_Your task_:
Using the listing below, extract each line that has the word "Model" in it.

##############################

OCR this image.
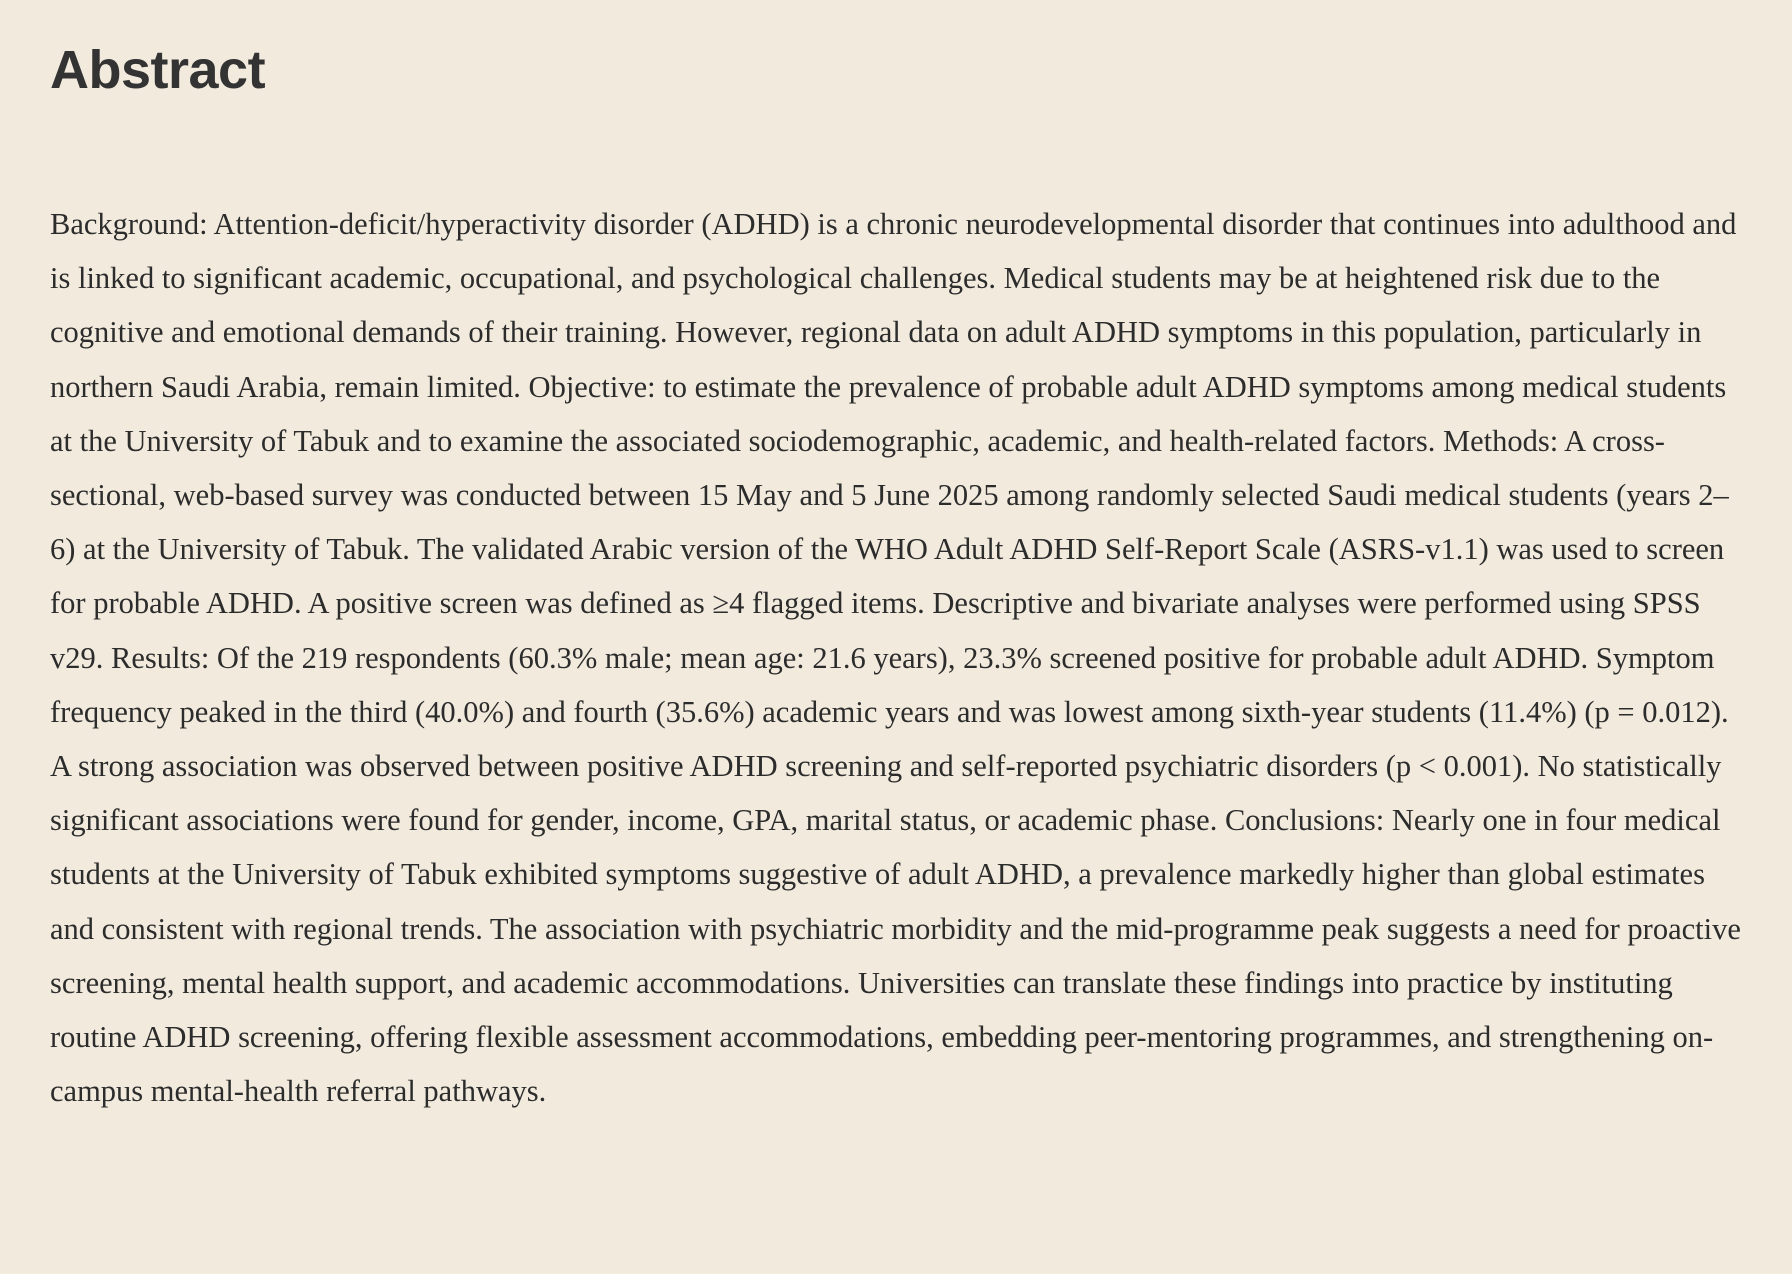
Abstract

Background: Attention-deficit/hyperactivity disorder (ADHD) is a chronic neurodevelopmental disorder that continues into adulthood and is linked to significant academic, occupational, and psychological challenges. Medical students may be at heightened risk due to the cognitive and emotional demands of their training. However, regional data on adult ADHD symptoms in this population, particularly in northern Saudi Arabia, remain limited. Objective: to estimate the prevalence of probable adult ADHD symptoms among medical students at the University of Tabuk and to examine the associated sociodemographic, academic, and health-related factors. Methods: A cross-sectional, web-based survey was conducted between 15 May and 5 June 2025 among randomly selected Saudi medical students (years 2–6) at the University of Tabuk. The validated Arabic version of the WHO Adult ADHD Self-Report Scale (ASRS-v1.1) was used to screen for probable ADHD. A positive screen was defined as ≥4 flagged items. Descriptive and bivariate analyses were performed using SPSS v29. Results: Of the 219 respondents (60.3% male; mean age: 21.6 years), 23.3% screened positive for probable adult ADHD. Symptom frequency peaked in the third (40.0%) and fourth (35.6%) academic years and was lowest among sixth-year students (11.4%) (p = 0.012). A strong association was observed between positive ADHD screening and self-reported psychiatric disorders (p < 0.001). No statistically significant associations were found for gender, income, GPA, marital status, or academic phase. Conclusions: Nearly one in four medical students at the University of Tabuk exhibited symptoms suggestive of adult ADHD, a prevalence markedly higher than global estimates and consistent with regional trends. The association with psychiatric morbidity and the mid-programme peak suggests a need for proactive screening, mental health support, and academic accommodations. Universities can translate these findings into practice by instituting routine ADHD screening, offering flexible assessment accommodations, embedding peer-mentoring programmes, and strengthening on-campus mental-health referral pathways.
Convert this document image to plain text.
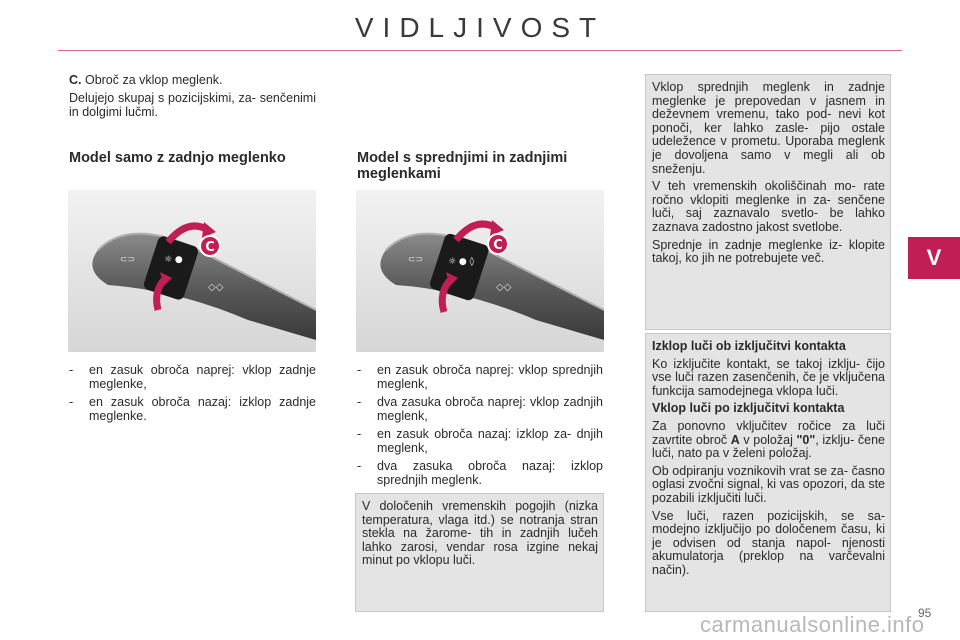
VIDLJIVOST
V

C. Obroč za vklop meglenk.

Delujejo skupaj s pozicijskimi, za- senčenimi in dolgimi lučmi.

Model samo z zadnjo meglenko
⊂⊃
◇◇
☼ ●
C
- en zasuk obroča naprej: vklop zadnje meglenke,
- en zasuk obroča nazaj: izklop zadnje meglenke.
Model s sprednjimi in zadnjimi meglenkami
⊂⊃
◇◇
☼ ● ◊
C
- en zasuk obroča naprej: vklop sprednjih meglenk,
- dva zasuka obroča naprej: vklop zadnjih meglenk,
- en zasuk obroča nazaj: izklop za- dnjih meglenk,
- dva zasuka obroča nazaj: izklop sprednjih meglenk.
V določenih vremenskih pogojih (nizka temperatura, vlaga itd.) se notranja stran stekla na žarome- tih in zadnjih lučeh lahko zarosi, vendar rosa izgine nekaj minut po vklopu luči.

Vklop sprednjih meglenk in zadnje meglenke je prepovedan v jasnem in deževnem vremenu, tako pod- nevi kot ponoči, ker lahko zasle- pijo ostale udeležence v prometu. Uporaba meglenk je dovoljena samo v megli ali ob sneženju.

V teh vremenskih okoliščinah mo- rate ročno vklopiti meglenke in za- senčene luči, saj zaznavalo svetlo- be lahko zaznava zadostno jakost svetlobe.

Sprednje in zadnje meglenke iz- klopite takoj, ko jih ne potrebujete več.

Izklop luči ob izključitvi kontakta

Ko izključite kontakt, se takoj izklju- čijo vse luči razen zasenčenih, če je vključena funkcija samodejnega vklopa luči.

Vklop luči po izključitvi kontakta

Za ponovno vključitev ročice za luči zavrtite obroč A v položaj "0", izklju- čene luči, nato pa v želeni položaj.

Ob odpiranju voznikovih vrat se za- časno oglasi zvočni signal, ki vas opozori, da ste pozabili izključiti luči.

Vse luči, razen pozicijskih, se sa- modejno izključijo po določenem času, ki je odvisen od stanja napol- njenosti akumulatorja (preklop na varčevalni način).

95
carmanualsonline.info
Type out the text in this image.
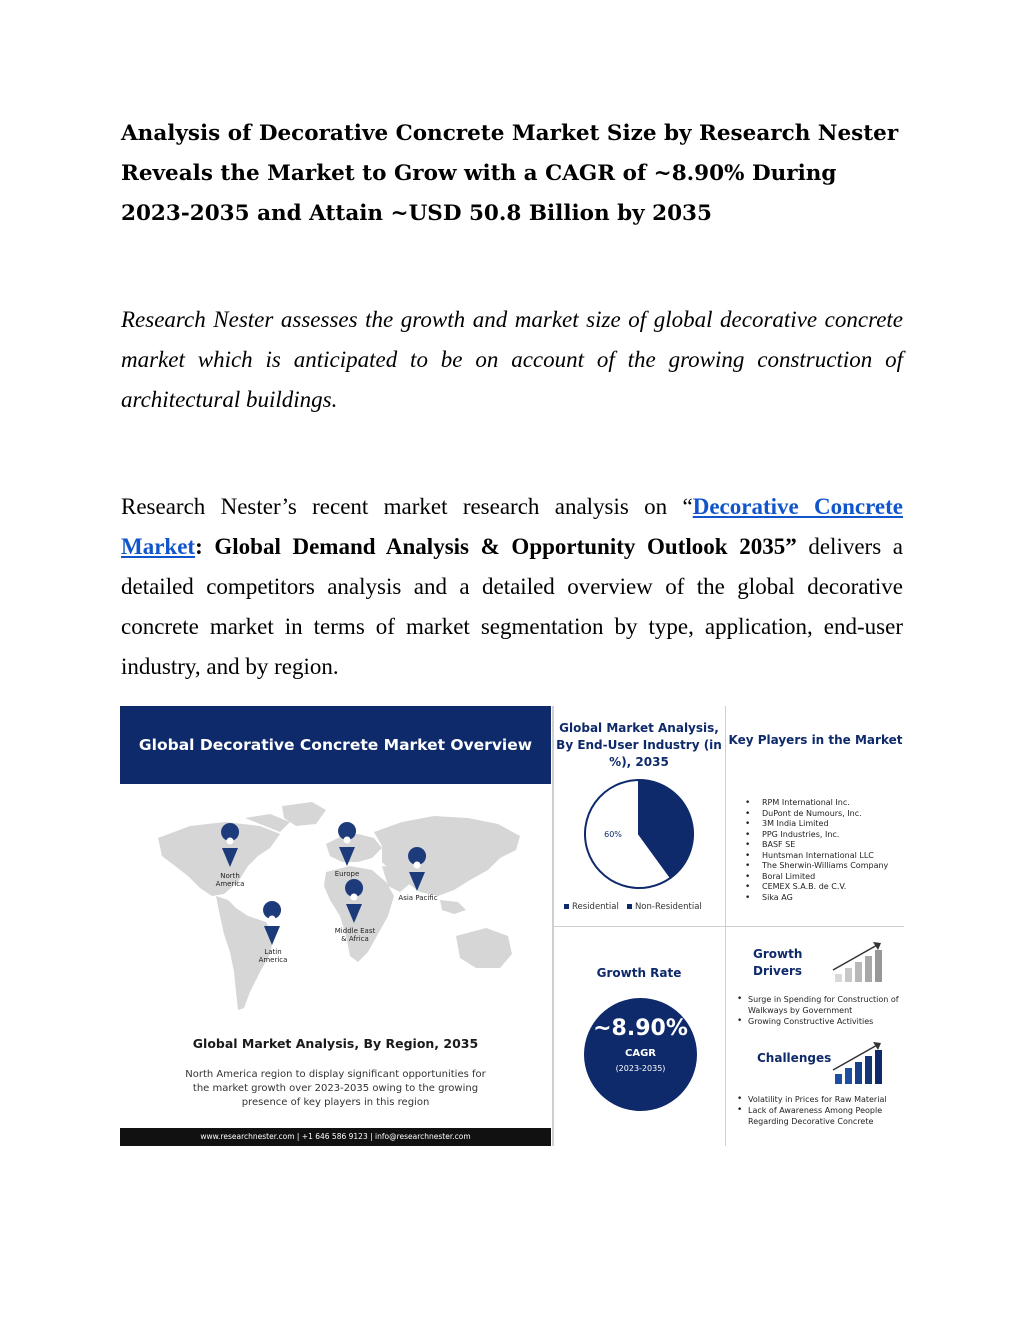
Analysis of Decorative Concrete Market Size by Research Nester Reveals the Market to Grow with a CAGR of ~8.90% During 2023-2035 and Attain ~USD 50.8 Billion by 2035

Research Nester assesses the growth and market size of global decorative concrete market which is anticipated to be on account of the growing construction of architectural buildings.

Research Nester’s recent market research analysis on “Decorative Concrete Market: Global Demand Analysis & Opportunity Outlook 2035” delivers a detailed competitors analysis and a detailed overview of the global decorative concrete market in terms of market segmentation by type, application, end-user industry, and by region.

Global Decorative Concrete Market Overview
North America
Europe
Asia Pacific
Middle East & Africa
Latin America
Global Market Analysis, By Region, 2035
North America region to display significant opportunities for the market growth over 2023-2035 owing to the growing presence of key players in this region
www.researchnester.com | +1 646 586 9123 | info@researchnester.com
Global Market Analysis, By End-User Industry (in %), 2035
60%
Residential Non-Residential
Key Players in the Market
• RPM International Inc.
• DuPont de Numours, Inc.
• 3M India Limited
• PPG Industries, Inc.
• BASF SE
• Huntsman International LLC
• The Sherwin-Williams Company
• Boral Limited
• CEMEX S.A.B. de C.V.
• Sika AG
Growth Rate
~8.90%
CAGR
(2023-2035)
Growth Drivers
• Surge in Spending for Construction of Walkways by Government
• Growing Constructive Activities
Challenges
• Volatility in Prices for Raw Material
• Lack of Awareness Among People Regarding Decorative Concrete
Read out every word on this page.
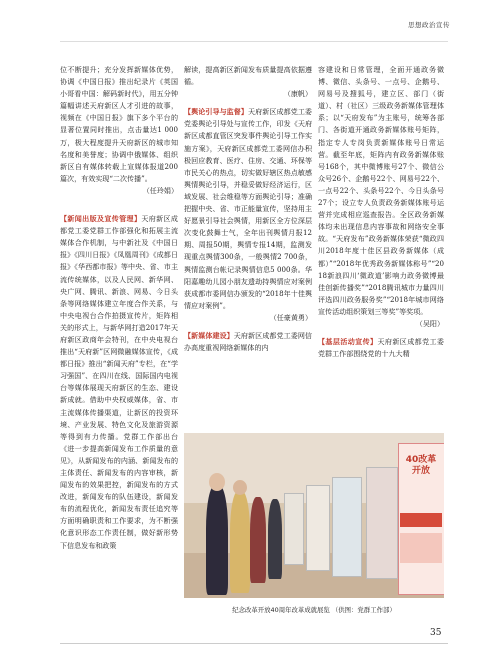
思想政治宣传

位不断提升；充分发挥新媒体优势，协调《中国日报》推出纪录片《英国小哥看中国：解码新时代》，用五分钟篇幅讲述天府新区人才引进的故事，视频在《中国日报》旗下多个平台的显著位置同时推出，点击量达1 000万，极大程度提升天府新区的城市知名度和美誉度；协调中俄媒体、组织新区自有媒体转载上宣媒体报道200篇次，有效实现“二次传播”。

（任玲娟）

【新闻出版及宣传管理】天府新区成都党工委党群工作部强化和拓展主流媒体合作机制，与中新社及《中国日报》《四川日报》《凤凰周刊》《成都日报》《华西都市报》等中央、省、市主流传统媒体，以及人民网、新华网、央广网、腾讯、新浪、网易、今日头条等网络媒体建立年度合作关系，与中央电视台合作拍摄宣传片，矩阵相关的形式上，与新华网打造2017年天府新区政商年会特刊，在中央电视台推出“天府新”区网微融媒体宣传，《成都日报》推出“新闻天府”专栏，在“学习强国”、在四川在线、国际国内电视台等媒体展现天府新区的生态、建设新成就。借助中央权威媒体，省、市主流媒体传播渠道，让新区的投资环境、产业发展、特色文化及旅游资源等得到有力传播。党群工作部出台《进一步提高新闻发布工作质量的意见》，从新闻发布的内涵、新闻发布的主体责任、新闻发布的内容审核，新闻发布的效果把控，新闻发布的方式改进，新闻发布的队伍建设，新闻发布的流程优化，新闻发布责任追究等方面明确职责和工作要求，为不断强化意识形态工作责任制，做好新形势下信息发布和政策

解读，提高新区新闻发布质量提高依据遵循。

（康帆）

【舆论引导与监督】天府新区成都党工委党委舆论引导处与宣传工作，印发《天府新区成都直管区突发事件舆论引导工作实施方案》，天府新区成都党工委网信办积极回应教育、医疗、住房、交通、环保等市民关心的热点，切实做好辖区热点敏感舆情舆论引导，并稳妥做好经济运行，区域发展、社会维稳等方面舆论引导；准确把握中央、省、市正能量宣传，坚持用主好愿景引导社会舆情，用新区全方位深层次变化鼓舞士气，全年出刊舆情月报12期、周报50期，舆情专报14期，监测发现重点舆情300条，一般舆情2 700条，舆情监测台帐记录舆情信息5 000条。华阳嘉趣幼儿园小朋友遗劫持舆情应对案例获成都市委网信办颁发的“2018年十佳舆情应对案例”。

（任豪黄勇）

【新媒体建设】天府新区成都党工委网信办高度重视网络新媒体的内

容建设和日常管理，全面开通政务微博、微信、头条号、一点号、企鹅号、网易号及搜狐号，建立区、部门（街道）、村（社区）三级政务新媒体管理体系；以“天府发布”为主账号，统筹各部门、各街道开通政务新媒体账号矩阵，指定专人专岗负责新媒体账号日常运营。截至年底，矩阵内有政务新媒体账号168个，其中微博账号27个、微信公众号26个、企鹅号22个、网易号22个、一点号22个、头条号22个、今日头条号27个；设立专人负责政务新媒体账号运营并完成相应巡查报告。全区政务新媒体均未出现信息内容事故和网络安全事故。“天府发布”政务新媒体荣获“微政四川2018年度十佳区县政务新媒体（成都）”“2018年优秀政务新媒体称号”“2018新浪四川‘微政道’影响力政务微博最佳创新传播奖”“2018腾讯城市力量四川评选四川政务服务奖”“2018年城市网络宣传活动组织策划三等奖”等奖项。

（吴阳）

【基层活动宣传】天府新区成都党工委党群工作部围绕党的十九大精

40改革开放
纪念改革开放40周年改革成就展览 （供图：党群工作部）
35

##############################

_Answer for the task_:
Model samo z zadnjo meglenko
Model s sprednjimi in zadnjimi meglenkami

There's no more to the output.